TASK DETAILS: Retype the complete listing exactly as it appears.

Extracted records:
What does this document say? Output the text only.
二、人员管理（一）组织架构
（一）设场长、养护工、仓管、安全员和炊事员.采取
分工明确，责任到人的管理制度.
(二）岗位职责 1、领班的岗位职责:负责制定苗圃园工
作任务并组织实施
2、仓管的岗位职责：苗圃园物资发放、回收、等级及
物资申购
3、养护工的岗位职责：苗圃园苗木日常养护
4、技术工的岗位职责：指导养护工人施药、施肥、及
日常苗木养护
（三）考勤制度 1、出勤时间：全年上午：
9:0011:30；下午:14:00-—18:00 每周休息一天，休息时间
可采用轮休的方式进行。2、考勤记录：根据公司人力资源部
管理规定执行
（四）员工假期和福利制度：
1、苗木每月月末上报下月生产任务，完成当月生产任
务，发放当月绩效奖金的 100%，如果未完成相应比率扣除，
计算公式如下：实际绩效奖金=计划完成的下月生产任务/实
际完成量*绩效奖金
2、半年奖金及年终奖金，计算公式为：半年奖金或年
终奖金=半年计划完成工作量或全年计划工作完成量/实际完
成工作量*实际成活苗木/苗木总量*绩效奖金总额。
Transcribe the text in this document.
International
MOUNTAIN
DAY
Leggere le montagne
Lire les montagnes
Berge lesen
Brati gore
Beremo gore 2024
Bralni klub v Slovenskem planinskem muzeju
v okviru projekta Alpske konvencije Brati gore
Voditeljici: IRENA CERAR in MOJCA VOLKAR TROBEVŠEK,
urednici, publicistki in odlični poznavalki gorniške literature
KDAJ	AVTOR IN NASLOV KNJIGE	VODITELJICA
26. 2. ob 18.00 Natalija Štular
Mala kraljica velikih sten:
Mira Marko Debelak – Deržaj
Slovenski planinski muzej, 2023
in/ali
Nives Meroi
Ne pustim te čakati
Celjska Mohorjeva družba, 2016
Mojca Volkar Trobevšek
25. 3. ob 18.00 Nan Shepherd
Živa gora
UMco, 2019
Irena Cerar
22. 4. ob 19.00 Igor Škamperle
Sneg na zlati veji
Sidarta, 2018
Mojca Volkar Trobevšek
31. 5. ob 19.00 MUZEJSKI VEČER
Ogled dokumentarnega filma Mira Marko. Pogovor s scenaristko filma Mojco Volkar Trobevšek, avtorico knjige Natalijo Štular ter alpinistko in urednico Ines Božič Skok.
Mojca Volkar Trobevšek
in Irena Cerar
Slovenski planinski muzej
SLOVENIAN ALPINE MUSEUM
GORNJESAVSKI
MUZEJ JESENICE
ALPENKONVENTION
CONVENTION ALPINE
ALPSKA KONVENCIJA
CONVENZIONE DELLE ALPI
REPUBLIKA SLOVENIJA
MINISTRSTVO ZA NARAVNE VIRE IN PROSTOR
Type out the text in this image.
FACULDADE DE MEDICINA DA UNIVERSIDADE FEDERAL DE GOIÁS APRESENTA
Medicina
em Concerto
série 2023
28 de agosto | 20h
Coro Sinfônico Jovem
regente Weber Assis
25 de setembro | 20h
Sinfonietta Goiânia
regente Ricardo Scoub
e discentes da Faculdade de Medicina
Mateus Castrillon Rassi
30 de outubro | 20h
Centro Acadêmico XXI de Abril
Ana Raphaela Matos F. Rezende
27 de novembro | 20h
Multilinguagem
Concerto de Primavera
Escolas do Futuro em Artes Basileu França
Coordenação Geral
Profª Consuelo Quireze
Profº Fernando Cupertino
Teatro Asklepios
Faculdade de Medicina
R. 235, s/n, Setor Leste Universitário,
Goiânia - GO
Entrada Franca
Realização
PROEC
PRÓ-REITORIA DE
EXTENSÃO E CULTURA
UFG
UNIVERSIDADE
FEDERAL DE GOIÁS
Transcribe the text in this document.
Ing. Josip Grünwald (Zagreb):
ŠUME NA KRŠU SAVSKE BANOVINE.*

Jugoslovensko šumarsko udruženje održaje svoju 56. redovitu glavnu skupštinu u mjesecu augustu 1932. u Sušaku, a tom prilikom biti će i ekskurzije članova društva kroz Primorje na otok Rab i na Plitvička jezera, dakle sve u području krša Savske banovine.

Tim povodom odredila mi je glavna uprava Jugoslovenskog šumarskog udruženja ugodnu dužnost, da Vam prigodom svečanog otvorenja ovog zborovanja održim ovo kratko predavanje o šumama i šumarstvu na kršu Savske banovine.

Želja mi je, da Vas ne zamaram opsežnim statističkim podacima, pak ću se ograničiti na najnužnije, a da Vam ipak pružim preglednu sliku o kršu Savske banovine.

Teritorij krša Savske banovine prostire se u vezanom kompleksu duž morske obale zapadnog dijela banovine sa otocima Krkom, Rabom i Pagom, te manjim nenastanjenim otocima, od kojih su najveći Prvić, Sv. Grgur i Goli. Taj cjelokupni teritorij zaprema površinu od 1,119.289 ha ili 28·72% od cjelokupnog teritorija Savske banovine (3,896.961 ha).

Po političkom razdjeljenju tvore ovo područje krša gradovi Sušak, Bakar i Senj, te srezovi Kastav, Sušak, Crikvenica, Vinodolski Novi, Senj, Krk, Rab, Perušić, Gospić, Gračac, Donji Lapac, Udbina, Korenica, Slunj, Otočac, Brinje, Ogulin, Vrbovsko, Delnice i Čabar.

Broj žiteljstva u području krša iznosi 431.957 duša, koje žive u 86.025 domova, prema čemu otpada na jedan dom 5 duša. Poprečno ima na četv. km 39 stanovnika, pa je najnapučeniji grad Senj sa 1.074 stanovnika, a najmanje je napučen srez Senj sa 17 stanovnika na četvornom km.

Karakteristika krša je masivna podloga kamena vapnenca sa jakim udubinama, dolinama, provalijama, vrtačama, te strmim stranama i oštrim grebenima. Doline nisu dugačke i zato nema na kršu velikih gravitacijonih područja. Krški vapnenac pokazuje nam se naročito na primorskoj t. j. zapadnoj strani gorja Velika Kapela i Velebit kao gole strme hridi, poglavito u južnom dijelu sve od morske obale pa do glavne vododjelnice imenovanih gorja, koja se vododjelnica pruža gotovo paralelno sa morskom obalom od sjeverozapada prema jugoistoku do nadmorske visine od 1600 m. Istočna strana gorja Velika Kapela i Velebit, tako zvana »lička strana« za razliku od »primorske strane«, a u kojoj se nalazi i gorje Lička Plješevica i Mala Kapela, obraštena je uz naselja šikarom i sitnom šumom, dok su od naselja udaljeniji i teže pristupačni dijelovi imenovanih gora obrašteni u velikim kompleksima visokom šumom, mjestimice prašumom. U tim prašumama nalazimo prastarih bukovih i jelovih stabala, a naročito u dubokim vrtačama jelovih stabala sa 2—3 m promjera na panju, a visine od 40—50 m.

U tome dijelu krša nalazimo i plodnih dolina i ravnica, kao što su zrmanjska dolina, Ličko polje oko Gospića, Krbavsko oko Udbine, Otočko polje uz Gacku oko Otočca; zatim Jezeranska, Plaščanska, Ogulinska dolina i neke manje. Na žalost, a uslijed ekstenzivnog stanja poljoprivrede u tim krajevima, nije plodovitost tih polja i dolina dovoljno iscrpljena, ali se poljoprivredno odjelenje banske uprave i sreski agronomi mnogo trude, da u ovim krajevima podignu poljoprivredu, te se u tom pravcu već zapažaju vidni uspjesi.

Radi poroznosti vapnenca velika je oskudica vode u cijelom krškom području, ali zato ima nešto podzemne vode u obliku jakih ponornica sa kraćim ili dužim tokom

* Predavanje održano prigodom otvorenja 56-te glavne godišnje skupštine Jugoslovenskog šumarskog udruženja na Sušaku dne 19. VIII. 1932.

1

CORRECT RESULT:
What does this document say? Output the text only.
二、人员管理（一）组织架构
（一）设场长、养护工、仓管、安全员和炊事员.采取
分工明确，责任到人的管理制度.
(二）岗位职责 1、领班的岗位职责:负责制定苗圃园工
作任务并组织实施
2、仓管的岗位职责：苗圃园物资发放、回收、等级及
物资申购
3、养护工的岗位职责：苗圃园苗木日常养护
4、技术工的岗位职责：指导养护工人施药、施肥、及
日常苗木养护
（三）考勤制度 1、出勤时间：全年上午：
9:0011:30；下午:14:00-—18:00 每周休息一天，休息时间
可采用轮休的方式进行。2、考勤记录：根据公司人力资源部
管理规定执行
（四）员工假期和福利制度：
1、苗木每月月末上报下月生产任务，完成当月生产任
务，发放当月绩效奖金的 100%，如果未完成相应比率扣除，
计算公式如下：实际绩效奖金=计划完成的下月生产任务/实
际完成量*绩效奖金
2、半年奖金及年终奖金，计算公式为：半年奖金或年
终奖金=半年计划完成工作量或全年计划工作完成量/实际完
成工作量*实际成活苗木/苗木总量*绩效奖金总额。
Transcribe the text in this document.
International
MOUNTAIN
DAY
Leggere le montagne
Lire les montagnes
Berge lesen
Brati gore
Beremo gore 2024
Bralni klub v Slovenskem planinskem muzeju
v okviru projekta Alpske konvencije Brati gore
Voditeljici: IRENA CERAR in MOJCA VOLKAR TROBEVŠEK,
urednici, publicistki in odlični poznavalki gorniške literature
KDAJ	AVTOR IN NASLOV KNJIGE	VODITELJICA
26. 2. ob 18.00 Natalija Štular
Mala kraljica velikih sten:
Mira Marko Debelak – Deržaj
Slovenski planinski muzej, 2023
in/ali
Nives Meroi
Ne pustim te čakati
Celjska Mohorjeva družba, 2016
Mojca Volkar Trobevšek
25. 3. ob 18.00 Nan Shepherd
Živa gora
UMco, 2019
Irena Cerar
22. 4. ob 19.00 Igor Škamperle
Sneg na zlati veji
Sidarta, 2018
Mojca Volkar Trobevšek
31. 5. ob 19.00 MUZEJSKI VEČER
Ogled dokumentarnega filma Mira Marko. Pogovor s scenaristko filma Mojco Volkar Trobevšek, avtorico knjige Natalijo Štular ter alpinistko in urednico Ines Božič Skok.
Mojca Volkar Trobevšek
in Irena Cerar
Slovenski planinski muzej
SLOVENIAN ALPINE MUSEUM
GORNJESAVSKI
MUZEJ JESENICE
ALPENKONVENTION
CONVENTION ALPINE
ALPSKA KONVENCIJA
CONVENZIONE DELLE ALPI
REPUBLIKA SLOVENIJA
MINISTRSTVO ZA NARAVNE VIRE IN PROSTOR
Type out the text in this image.
FACULDADE DE MEDICINA DA UNIVERSIDADE FEDERAL DE GOIÁS APRESENTA
Medicina
em Concerto
série 2023
28 de agosto | 20h
Coro Sinfônico Jovem
regente Weber Assis
25 de setembro | 20h
Sinfonietta Goiânia
regente Ricardo Scoub
e discentes da Faculdade de Medicina
Mateus Castrillon Rassi
30 de outubro | 20h
Centro Acadêmico XXI de Abril
Ana Raphaela Matos F. Rezende
27 de novembro | 20h
Multilinguagem
Concerto de Primavera
Escolas do Futuro em Artes Basileu França
Coordenação Geral
Profª Consuelo Quireze
Profº Fernando Cupertino
Teatro Asklepios
Faculdade de Medicina
R. 235, s/n, Setor Leste Universitário,
Goiânia - GO
Entrada Franca
Realização
PROEC
PRÓ-REITORIA DE
EXTENSÃO E CULTURA
UFG
UNIVERSIDADE
FEDERAL DE GOIÁS
Transcribe the text in this document.
Ing. Josip Grünwald (Zagreb):
ŠUME NA KRŠU SAVSKE BANOVINE.*

Jugoslovensko šumarsko udruženje održaje svoju 56. redovitu glavnu skupštinu u mjesecu augustu 1932. u Sušaku, a tom prilikom biti će i ekskurzije članova društva kroz Primorje na otok Rab i na Plitvička jezera, dakle sve u području krša Savske banovine.

Tim povodom odredila mi je glavna uprava Jugoslovenskog šumarskog udruženja ugodnu dužnost, da Vam prigodom svečanog otvorenja ovog zborovanja održim ovo kratko predavanje o šumama i šumarstvu na kršu Savske banovine.

Želja mi je, da Vas ne zamaram opsežnim statističkim podacima, pak ću se ograničiti na najnužnije, a da Vam ipak pružim preglednu sliku o kršu Savske banovine.

Teritorij krša Savske banovine prostire se u vezanom kompleksu duž morske obale zapadnog dijela banovine sa otocima Krkom, Rabom i Pagom, te manjim nenastanjenim otocima, od kojih su najveći Prvić, Sv. Grgur i Goli. Taj cjelokupni teritorij zaprema površinu od 1,119.289 ha ili 28·72% od cjelokupnog teritorija Savske banovine (3,896.961 ha).

Po političkom razdjeljenju tvore ovo područje krša gradovi Sušak, Bakar i Senj, te srezovi Kastav, Sušak, Crikvenica, Vinodolski Novi, Senj, Krk, Rab, Perušić, Gospić, Gračac, Donji Lapac, Udbina, Korenica, Slunj, Otočac, Brinje, Ogulin, Vrbovsko, Delnice i Čabar.

Broj žiteljstva u području krša iznosi 431.957 duša, koje žive u 86.025 domova, prema čemu otpada na jedan dom 5 duša. Poprečno ima na četv. km 39 stanovnika, pa je najnapučeniji grad Senj sa 1.074 stanovnika, a najmanje je napučen srez Senj sa 17 stanovnika na četvornom km.

Karakteristika krša je masivna podloga kamena vapnenca sa jakim udubinama, dolinama, provalijama, vrtačama, te strmim stranama i oštrim grebenima. Doline nisu dugačke i zato nema na kršu velikih gravitacijonih područja. Krški vapnenac pokazuje nam se naročito na primorskoj t. j. zapadnoj strani gorja Velika Kapela i Velebit kao gole strme hridi, poglavito u južnom dijelu sve od morske obale pa do glavne vododjelnice imenovanih gorja, koja se vododjelnica pruža gotovo paralelno sa morskom obalom od sjeverozapada prema jugoistoku do nadmorske visine od 1600 m. Istočna strana gorja Velika Kapela i Velebit, tako zvana »lička strana« za razliku od »primorske strane«, a u kojoj se nalazi i gorje Lička Plješevica i Mala Kapela, obraštena je uz naselja šikarom i sitnom šumom, dok su od naselja udaljeniji i teže pristupačni dijelovi imenovanih gora obrašteni u velikim kompleksima visokom šumom, mjestimice prašumom. U tim prašumama nalazimo prastarih bukovih i jelovih stabala, a naročito u dubokim vrtačama jelovih stabala sa 2—3 m promjera na panju, a visine od 40—50 m.

U tome dijelu krša nalazimo i plodnih dolina i ravnica, kao što su zrmanjska dolina, Ličko polje oko Gospića, Krbavsko oko Udbine, Otočko polje uz Gacku oko Otočca; zatim Jezeranska, Plaščanska, Ogulinska dolina i neke manje. Na žalost, a uslijed ekstenzivnog stanja poljoprivrede u tim krajevima, nije plodovitost tih polja i dolina dovoljno iscrpljena, ali se poljoprivredno odjelenje banske uprave i sreski agronomi mnogo trude, da u ovim krajevima podignu poljoprivredu, te se u tom pravcu već zapažaju vidni uspjesi.

Radi poroznosti vapnenca velika je oskudica vode u cijelom krškom području, ali zato ima nešto podzemne vode u obliku jakih ponornica sa kraćim ili dužim tokom

* Predavanje održano prigodom otvorenja 56-te glavne godišnje skupštine Jugoslovenskog šumarskog udruženja na Sušaku dne 19. VIII. 1932.

1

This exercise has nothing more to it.